Copy out each line of the listing below in which the string "have" occurs.

DATA EXCERPTS START

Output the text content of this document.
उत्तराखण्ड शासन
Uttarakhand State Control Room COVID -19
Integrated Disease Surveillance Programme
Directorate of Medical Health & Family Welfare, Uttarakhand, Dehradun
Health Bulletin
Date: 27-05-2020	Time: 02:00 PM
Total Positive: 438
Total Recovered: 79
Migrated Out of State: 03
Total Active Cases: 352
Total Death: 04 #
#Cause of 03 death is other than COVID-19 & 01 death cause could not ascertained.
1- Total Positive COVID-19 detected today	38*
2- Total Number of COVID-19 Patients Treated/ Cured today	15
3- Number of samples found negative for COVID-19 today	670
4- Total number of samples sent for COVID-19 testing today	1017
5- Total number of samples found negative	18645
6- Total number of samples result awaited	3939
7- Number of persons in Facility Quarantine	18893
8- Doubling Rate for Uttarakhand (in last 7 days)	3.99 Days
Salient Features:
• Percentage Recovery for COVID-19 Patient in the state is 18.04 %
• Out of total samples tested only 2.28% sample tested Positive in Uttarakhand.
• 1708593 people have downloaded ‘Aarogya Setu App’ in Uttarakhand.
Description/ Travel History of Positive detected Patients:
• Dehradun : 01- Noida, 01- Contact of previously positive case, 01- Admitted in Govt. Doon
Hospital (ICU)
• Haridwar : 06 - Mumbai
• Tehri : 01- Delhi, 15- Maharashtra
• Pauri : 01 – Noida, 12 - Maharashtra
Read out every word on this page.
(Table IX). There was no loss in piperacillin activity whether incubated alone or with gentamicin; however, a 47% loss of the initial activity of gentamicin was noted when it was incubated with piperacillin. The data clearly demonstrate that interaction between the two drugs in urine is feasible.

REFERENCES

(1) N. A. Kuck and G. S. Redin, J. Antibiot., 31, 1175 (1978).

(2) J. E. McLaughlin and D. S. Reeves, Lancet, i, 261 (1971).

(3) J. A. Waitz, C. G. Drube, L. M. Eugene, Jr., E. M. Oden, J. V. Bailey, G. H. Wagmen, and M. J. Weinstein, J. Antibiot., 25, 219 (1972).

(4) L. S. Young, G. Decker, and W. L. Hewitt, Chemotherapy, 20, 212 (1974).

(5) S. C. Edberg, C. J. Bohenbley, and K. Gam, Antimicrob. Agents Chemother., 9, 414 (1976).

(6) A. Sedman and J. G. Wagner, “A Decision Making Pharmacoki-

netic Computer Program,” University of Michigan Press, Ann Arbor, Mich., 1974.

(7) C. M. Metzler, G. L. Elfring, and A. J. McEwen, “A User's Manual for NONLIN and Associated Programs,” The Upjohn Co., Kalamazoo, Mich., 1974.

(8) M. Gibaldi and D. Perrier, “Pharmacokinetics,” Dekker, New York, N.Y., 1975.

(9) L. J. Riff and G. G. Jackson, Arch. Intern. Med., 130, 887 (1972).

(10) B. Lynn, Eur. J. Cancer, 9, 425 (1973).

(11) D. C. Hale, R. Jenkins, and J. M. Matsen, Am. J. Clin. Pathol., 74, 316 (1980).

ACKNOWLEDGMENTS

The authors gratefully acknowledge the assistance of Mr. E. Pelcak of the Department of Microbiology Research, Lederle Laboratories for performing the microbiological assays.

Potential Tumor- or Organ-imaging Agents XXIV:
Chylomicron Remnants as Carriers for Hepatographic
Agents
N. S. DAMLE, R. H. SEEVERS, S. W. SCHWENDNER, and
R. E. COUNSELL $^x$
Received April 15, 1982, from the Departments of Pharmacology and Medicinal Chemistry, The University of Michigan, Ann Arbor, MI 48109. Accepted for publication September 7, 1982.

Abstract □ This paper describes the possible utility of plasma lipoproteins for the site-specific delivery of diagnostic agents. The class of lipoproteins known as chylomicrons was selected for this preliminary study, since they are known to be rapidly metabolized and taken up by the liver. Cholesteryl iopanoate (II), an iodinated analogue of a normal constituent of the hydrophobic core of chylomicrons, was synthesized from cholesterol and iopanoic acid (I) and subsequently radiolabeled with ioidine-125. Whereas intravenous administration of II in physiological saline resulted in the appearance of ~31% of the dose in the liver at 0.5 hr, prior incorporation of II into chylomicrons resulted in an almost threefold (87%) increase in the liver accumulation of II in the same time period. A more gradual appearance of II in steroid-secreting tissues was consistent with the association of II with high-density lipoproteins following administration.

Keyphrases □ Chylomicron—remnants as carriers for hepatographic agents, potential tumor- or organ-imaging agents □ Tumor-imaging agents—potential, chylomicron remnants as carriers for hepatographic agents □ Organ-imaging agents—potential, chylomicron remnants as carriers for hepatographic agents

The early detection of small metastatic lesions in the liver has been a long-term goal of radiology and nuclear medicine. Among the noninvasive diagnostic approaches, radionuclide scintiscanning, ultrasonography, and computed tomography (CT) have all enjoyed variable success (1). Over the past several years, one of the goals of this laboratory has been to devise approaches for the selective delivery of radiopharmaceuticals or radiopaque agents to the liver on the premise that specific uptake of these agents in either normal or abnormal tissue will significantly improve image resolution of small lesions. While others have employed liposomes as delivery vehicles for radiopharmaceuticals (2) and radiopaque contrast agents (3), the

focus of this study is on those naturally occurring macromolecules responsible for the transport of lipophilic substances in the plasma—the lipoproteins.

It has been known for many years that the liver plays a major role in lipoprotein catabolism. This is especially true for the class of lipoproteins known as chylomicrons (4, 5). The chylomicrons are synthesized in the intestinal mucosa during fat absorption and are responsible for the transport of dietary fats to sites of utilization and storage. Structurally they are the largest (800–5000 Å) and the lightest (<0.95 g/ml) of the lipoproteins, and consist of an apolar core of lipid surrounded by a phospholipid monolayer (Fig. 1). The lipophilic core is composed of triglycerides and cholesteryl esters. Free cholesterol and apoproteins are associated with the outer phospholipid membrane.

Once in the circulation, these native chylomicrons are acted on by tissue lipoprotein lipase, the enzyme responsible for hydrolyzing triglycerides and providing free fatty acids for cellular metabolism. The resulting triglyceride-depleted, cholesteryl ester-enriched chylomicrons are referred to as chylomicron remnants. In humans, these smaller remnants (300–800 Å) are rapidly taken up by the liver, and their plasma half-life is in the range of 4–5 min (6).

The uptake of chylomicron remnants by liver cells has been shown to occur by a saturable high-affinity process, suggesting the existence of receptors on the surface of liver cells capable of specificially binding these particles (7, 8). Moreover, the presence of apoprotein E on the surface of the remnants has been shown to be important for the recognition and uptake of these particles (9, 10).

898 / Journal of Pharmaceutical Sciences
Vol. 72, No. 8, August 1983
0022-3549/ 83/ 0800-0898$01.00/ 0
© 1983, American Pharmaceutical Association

DATA EXCERPTS END

RESULT FOR THIS EXERCISE >>
• 1708593 people have downloaded ‘Aarogya Setu App’ in Uttarakhand.
The early detection of small metastatic lesions in the liver has been a long-term goal of radiology and nuclear medicine. Among the noninvasive diagnostic approaches, radionuclide scintiscanning, ultrasonography, and computed tomography (CT) have all enjoyed variable success (1). Over the past several years, one of the goals of this laboratory has been to devise approaches for the selective delivery of radiopharmaceuticals or radiopaque agents to the liver on the premise that specific uptake of these agents in either normal or abnormal tissue will significantly improve image resolution of small lesions. While others have employed liposomes as delivery vehicles for radiopharmaceuticals (2) and radiopaque contrast agents (3), the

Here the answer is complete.